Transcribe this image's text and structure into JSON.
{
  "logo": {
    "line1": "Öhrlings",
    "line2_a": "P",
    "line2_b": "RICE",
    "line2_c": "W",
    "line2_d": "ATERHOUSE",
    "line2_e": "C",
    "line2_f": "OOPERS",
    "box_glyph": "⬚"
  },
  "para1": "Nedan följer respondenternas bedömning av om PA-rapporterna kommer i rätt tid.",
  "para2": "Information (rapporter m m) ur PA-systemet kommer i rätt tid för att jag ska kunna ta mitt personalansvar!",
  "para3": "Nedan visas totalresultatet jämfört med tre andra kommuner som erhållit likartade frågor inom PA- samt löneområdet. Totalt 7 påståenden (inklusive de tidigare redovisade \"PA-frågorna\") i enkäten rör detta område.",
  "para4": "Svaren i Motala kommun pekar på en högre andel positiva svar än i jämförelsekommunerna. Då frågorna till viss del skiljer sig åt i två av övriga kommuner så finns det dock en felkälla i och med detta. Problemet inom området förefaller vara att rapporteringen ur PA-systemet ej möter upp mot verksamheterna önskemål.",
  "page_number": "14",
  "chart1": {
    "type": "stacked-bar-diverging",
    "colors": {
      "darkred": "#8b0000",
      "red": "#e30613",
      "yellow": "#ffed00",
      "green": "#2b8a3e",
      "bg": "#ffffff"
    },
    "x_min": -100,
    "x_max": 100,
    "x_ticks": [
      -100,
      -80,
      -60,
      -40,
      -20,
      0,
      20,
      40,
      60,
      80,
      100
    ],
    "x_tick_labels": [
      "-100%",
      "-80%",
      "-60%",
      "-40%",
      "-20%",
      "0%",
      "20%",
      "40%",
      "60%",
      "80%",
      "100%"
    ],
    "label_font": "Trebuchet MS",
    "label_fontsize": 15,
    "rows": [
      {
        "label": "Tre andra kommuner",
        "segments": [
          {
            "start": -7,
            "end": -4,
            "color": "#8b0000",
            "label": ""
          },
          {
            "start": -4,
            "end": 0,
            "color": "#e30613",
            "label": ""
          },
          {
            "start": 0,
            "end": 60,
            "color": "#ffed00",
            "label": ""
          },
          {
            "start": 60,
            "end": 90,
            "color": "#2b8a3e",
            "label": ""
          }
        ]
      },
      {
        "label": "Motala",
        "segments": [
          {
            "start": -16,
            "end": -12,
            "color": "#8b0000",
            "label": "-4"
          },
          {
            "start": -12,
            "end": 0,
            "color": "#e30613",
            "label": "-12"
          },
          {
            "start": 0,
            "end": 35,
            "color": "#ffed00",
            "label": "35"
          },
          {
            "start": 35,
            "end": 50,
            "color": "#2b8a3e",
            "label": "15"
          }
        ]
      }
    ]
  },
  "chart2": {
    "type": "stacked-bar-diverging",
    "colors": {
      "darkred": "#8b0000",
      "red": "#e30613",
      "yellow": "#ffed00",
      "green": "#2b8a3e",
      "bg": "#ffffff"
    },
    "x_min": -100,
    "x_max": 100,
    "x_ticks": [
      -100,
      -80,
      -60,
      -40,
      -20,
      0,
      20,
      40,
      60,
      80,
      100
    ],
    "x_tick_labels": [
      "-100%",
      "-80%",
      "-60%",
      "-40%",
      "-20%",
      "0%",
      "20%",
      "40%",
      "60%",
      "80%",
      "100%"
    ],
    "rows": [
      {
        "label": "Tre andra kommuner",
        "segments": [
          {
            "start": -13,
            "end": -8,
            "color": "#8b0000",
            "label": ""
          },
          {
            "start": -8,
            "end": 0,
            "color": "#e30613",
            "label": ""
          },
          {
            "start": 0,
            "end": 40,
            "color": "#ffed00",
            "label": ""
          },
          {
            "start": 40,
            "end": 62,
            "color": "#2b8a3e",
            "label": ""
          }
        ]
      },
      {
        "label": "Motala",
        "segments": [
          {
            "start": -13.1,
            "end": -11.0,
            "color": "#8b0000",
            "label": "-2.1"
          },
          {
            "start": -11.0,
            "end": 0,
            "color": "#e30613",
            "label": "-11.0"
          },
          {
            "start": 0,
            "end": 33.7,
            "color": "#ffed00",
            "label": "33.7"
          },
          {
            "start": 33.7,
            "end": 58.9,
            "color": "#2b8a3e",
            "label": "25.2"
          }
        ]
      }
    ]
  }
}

══════════════════════════════

What you have to do: Give back all the records exactly as they stand.

Full solution:
Transcribe this image's text and structure into JSON.
{
  "logo": {
    "line1": "Öhrlings",
    "line2_a": "P",
    "line2_b": "RICE",
    "line2_c": "W",
    "line2_d": "ATERHOUSE",
    "line2_e": "C",
    "line2_f": "OOPERS",
    "box_glyph": "⬚"
  },
  "para1": "Nedan följer respondenternas bedömning av om PA-rapporterna kommer i rätt tid.",
  "para2": "Information (rapporter m m) ur PA-systemet kommer i rätt tid för att jag ska kunna ta mitt personalansvar!",
  "para3": "Nedan visas totalresultatet jämfört med tre andra kommuner som erhållit likartade frågor inom PA- samt löneområdet. Totalt 7 påståenden (inklusive de tidigare redovisade \"PA-frågorna\") i enkäten rör detta område.",
  "para4": "Svaren i Motala kommun pekar på en högre andel positiva svar än i jämförelsekommunerna. Då frågorna till viss del skiljer sig åt i två av övriga kommuner så finns det dock en felkälla i och med detta. Problemet inom området förefaller vara att rapporteringen ur PA-systemet ej möter upp mot verksamheterna önskemål.",
  "page_number": "14",
  "chart1": {
    "type": "stacked-bar-diverging",
    "colors": {
      "darkred": "#8b0000",
      "red": "#e30613",
      "yellow": "#ffed00",
      "green": "#2b8a3e",
      "bg": "#ffffff"
    },
    "x_min": -100,
    "x_max": 100,
    "x_ticks": [
      -100,
      -80,
      -60,
      -40,
      -20,
      0,
      20,
      40,
      60,
      80,
      100
    ],
    "x_tick_labels": [
      "-100%",
      "-80%",
      "-60%",
      "-40%",
      "-20%",
      "0%",
      "20%",
      "40%",
      "60%",
      "80%",
      "100%"
    ],
    "label_font": "Trebuchet MS",
    "label_fontsize": 15,
    "rows": [
      {
        "label": "Tre andra kommuner",
        "segments": [
          {
            "start": -7,
            "end": -4,
            "color": "#8b0000",
            "label": ""
          },
          {
            "start": -4,
            "end": 0,
            "color": "#e30613",
            "label": ""
          },
          {
            "start": 0,
            "end": 60,
            "color": "#ffed00",
            "label": ""
          },
          {
            "start": 60,
            "end": 90,
            "color": "#2b8a3e",
            "label": ""
          }
        ]
      },
      {
        "label": "Motala",
        "segments": [
          {
            "start": -16,
            "end": -12,
            "color": "#8b0000",
            "label": "-4"
          },
          {
            "start": -12,
            "end": 0,
            "color": "#e30613",
            "label": "-12"
          },
          {
            "start": 0,
            "end": 35,
            "color": "#ffed00",
            "label": "35"
          },
          {
            "start": 35,
            "end": 50,
            "color": "#2b8a3e",
            "label": "15"
          }
        ]
      }
    ]
  },
  "chart2": {
    "type": "stacked-bar-diverging",
    "colors": {
      "darkred": "#8b0000",
      "red": "#e30613",
      "yellow": "#ffed00",
      "green": "#2b8a3e",
      "bg": "#ffffff"
    },
    "x_min": -100,
    "x_max": 100,
    "x_ticks": [
      -100,
      -80,
      -60,
      -40,
      -20,
      0,
      20,
      40,
      60,
      80,
      100
    ],
    "x_tick_labels": [
      "-100%",
      "-80%",
      "-60%",
      "-40%",
      "-20%",
      "0%",
      "20%",
      "40%",
      "60%",
      "80%",
      "100%"
    ],
    "rows": [
      {
        "label": "Tre andra kommuner",
        "segments": [
          {
            "start": -13,
            "end": -8,
            "color": "#8b0000",
            "label": ""
          },
          {
            "start": -8,
            "end": 0,
            "color": "#e30613",
            "label": ""
          },
          {
            "start": 0,
            "end": 40,
            "color": "#ffed00",
            "label": ""
          },
          {
            "start": 40,
            "end": 62,
            "color": "#2b8a3e",
            "label": ""
          }
        ]
      },
      {
        "label": "Motala",
        "segments": [
          {
            "start": -13.1,
            "end": -11.0,
            "color": "#8b0000",
            "label": "-2.1"
          },
          {
            "start": -11.0,
            "end": 0,
            "color": "#e30613",
            "label": "-11.0"
          },
          {
            "start": 0,
            "end": 33.7,
            "color": "#ffed00",
            "label": "33.7"
          },
          {
            "start": 33.7,
            "end": 58.9,
            "color": "#2b8a3e",
            "label": "25.2"
          }
        ]
      }
    ]
  }
}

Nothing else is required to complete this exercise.